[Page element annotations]
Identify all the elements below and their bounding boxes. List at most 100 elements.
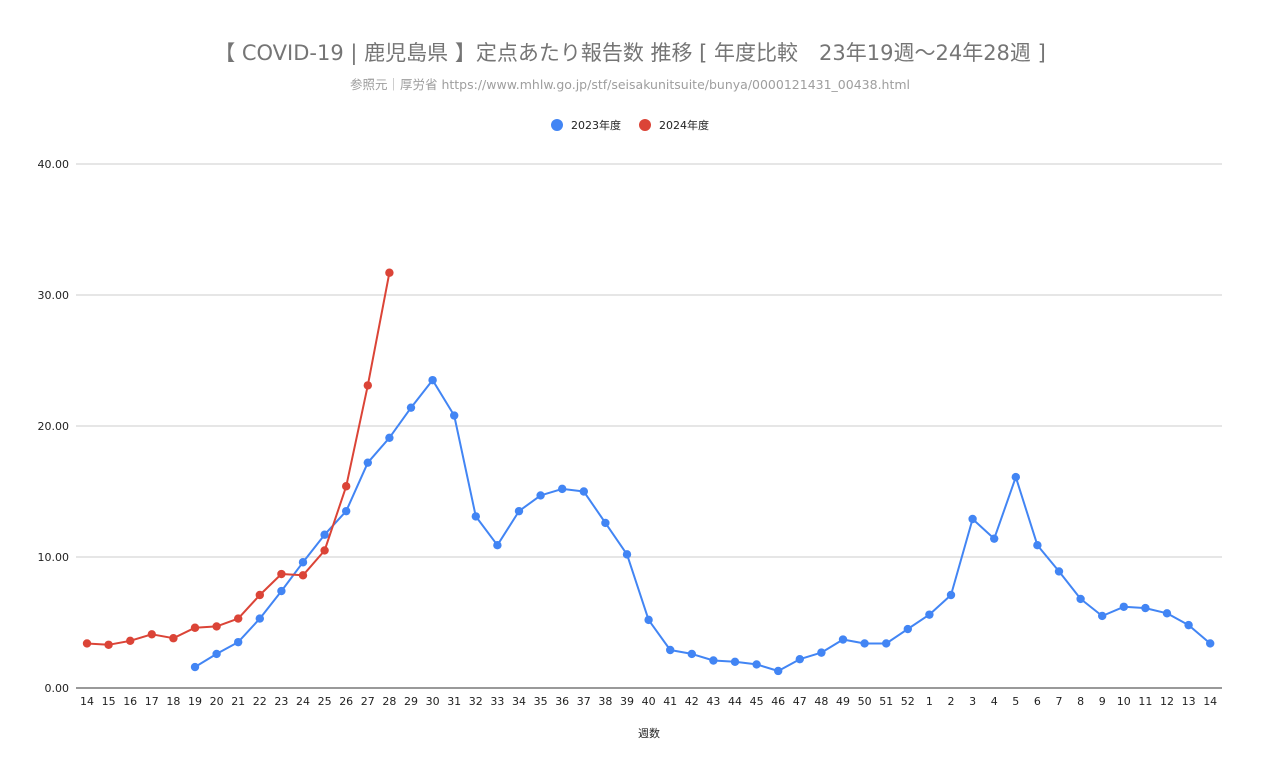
x-tick-label: 35 [534,695,548,708]
data-point [385,268,394,277]
x-tick-label: 7 [1056,695,1063,708]
x-tick-label: 20 [210,695,224,708]
x-tick-label: 41 [663,695,677,708]
data-point [838,635,848,644]
x-tick-label: 9 [1099,695,1106,708]
data-point [234,637,243,647]
data-point [644,615,653,625]
series-2 [82,268,394,649]
data-point [817,648,826,657]
gridlines [76,163,1222,689]
data-point [406,403,416,412]
x-tick-label: 15 [102,695,116,708]
data-point [903,624,912,634]
data-point [882,639,891,648]
chart-subtitle: 参照元｜厚労省 https://www.mhlw.go.jp/stf/seisa… [350,77,910,92]
y-tick-label: 30.00 [38,289,70,302]
series-line [86,272,391,646]
data-point [579,487,588,496]
x-tick-label: 38 [598,695,612,708]
series-line [194,379,1211,672]
data-point [277,569,286,579]
data-point [1119,602,1129,611]
data-point [946,590,956,600]
data-point [277,586,286,596]
data-point [320,530,329,539]
x-tick-label: 51 [879,695,893,708]
x-tick-label: 14 [80,695,94,708]
data-point [968,514,977,524]
chart-title: 【 COVID-19 | 鹿児島県 】定点あたり報告数 推移 [ 年度比較 23… [214,41,1046,66]
data-point [795,654,804,664]
legend-item: 2023年度 [551,118,621,132]
data-point [363,458,372,467]
x-axis-title: 週数 [638,727,660,740]
data-point [514,506,524,516]
y-axis-ticks: 0.00 10.00 20.00 30.00 40.00 [38,158,70,695]
data-point [147,630,156,639]
data-point [212,649,221,659]
x-tick-label: 31 [447,695,461,708]
legend-marker [639,119,651,131]
data-point [190,623,200,632]
x-tick-label: 10 [1117,695,1131,708]
x-tick-label: 4 [991,695,998,708]
x-tick-label: 50 [858,695,872,708]
data-point [1141,603,1150,613]
x-tick-label: 44 [728,695,742,708]
data-point [298,571,308,580]
data-point [126,636,135,646]
data-point [558,484,567,494]
x-tick-label: 18 [166,695,180,708]
data-point [234,614,243,623]
data-point [471,512,480,521]
series-layer [82,268,1215,676]
y-tick-label: 10.00 [38,551,70,564]
x-tick-label: 23 [274,695,288,708]
x-tick-label: 48 [814,695,828,708]
data-point [1033,541,1042,550]
x-tick-label: 2 [948,695,955,708]
y-tick-label: 0.00 [45,682,70,695]
data-point [342,482,351,491]
x-tick-label: 8 [1077,695,1084,708]
legend-label: 2023年度 [571,118,621,132]
series-1 [190,375,1215,676]
x-tick-label: 21 [231,695,245,708]
x-tick-label: 32 [469,695,483,708]
data-point [925,610,934,619]
x-tick-label: 40 [642,695,656,708]
x-tick-label: 24 [296,695,310,708]
data-point [1054,567,1064,576]
y-tick-label: 40.00 [38,158,70,171]
x-tick-label: 11 [1138,695,1152,708]
x-tick-label: 14 [1203,695,1217,708]
data-point [298,558,308,567]
data-point [255,590,264,600]
data-point [687,649,696,659]
data-point [342,506,351,516]
data-point [169,634,178,643]
data-point [255,614,264,623]
x-tick-label: 6 [1034,695,1041,708]
x-tick-label: 43 [706,695,720,708]
data-point [82,639,92,648]
x-tick-label: 22 [253,695,267,708]
x-tick-label: 28 [382,695,396,708]
data-point [1011,472,1020,482]
x-tick-label: 52 [901,695,915,708]
data-point [363,381,372,390]
x-tick-label: 17 [145,695,159,708]
data-point [1206,639,1215,648]
x-axis-ticks: 14 15 16 17 18 19 20 21 22 23 24 25 26 27 28 29 30 31 32 33… [80,695,1217,708]
data-point [493,541,502,550]
x-tick-label: 36 [555,695,569,708]
x-tick-label: 26 [339,695,353,708]
x-tick-label: 16 [123,695,137,708]
data-point [860,639,869,648]
legend-label: 2024年度 [659,118,709,132]
x-tick-label: 1 [926,695,933,708]
data-point [730,657,740,666]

» **WHAT TO PRODUCE**:
Copy everything from the line containing "x-tick-label: 35 [534,695,548,708]" down to the line containing "data-point [968,514,977,524]", both included, with each line unchanged.

» **EXERCISE SOLUTION**:
x-tick-label: 35 [534,695,548,708]
data-point [385,268,394,277]
x-tick-label: 7 [1056,695,1063,708]
x-tick-label: 20 [210,695,224,708]
x-tick-label: 41 [663,695,677,708]
data-point [838,635,848,644]
x-tick-label: 9 [1099,695,1106,708]
data-point [234,637,243,647]
data-point [644,615,653,625]
series-2 [82,268,394,649]
data-point [817,648,826,657]
gridlines [76,163,1222,689]
data-point [406,403,416,412]
x-tick-label: 15 [102,695,116,708]
data-point [903,624,912,634]
data-point [882,639,891,648]
chart-subtitle: 参照元｜厚労省 https://www.mhlw.go.jp/stf/seisa… [350,77,910,92]
y-tick-label: 30.00 [38,289,70,302]
series-line [86,272,391,646]
data-point [579,487,588,496]
x-tick-label: 38 [598,695,612,708]
series-line [194,379,1211,672]
data-point [277,569,286,579]
data-point [1119,602,1129,611]
data-point [946,590,956,600]
data-point [277,586,286,596]
data-point [320,530,329,539]
x-tick-label: 51 [879,695,893,708]
x-tick-label: 14 [80,695,94,708]
data-point [968,514,977,524]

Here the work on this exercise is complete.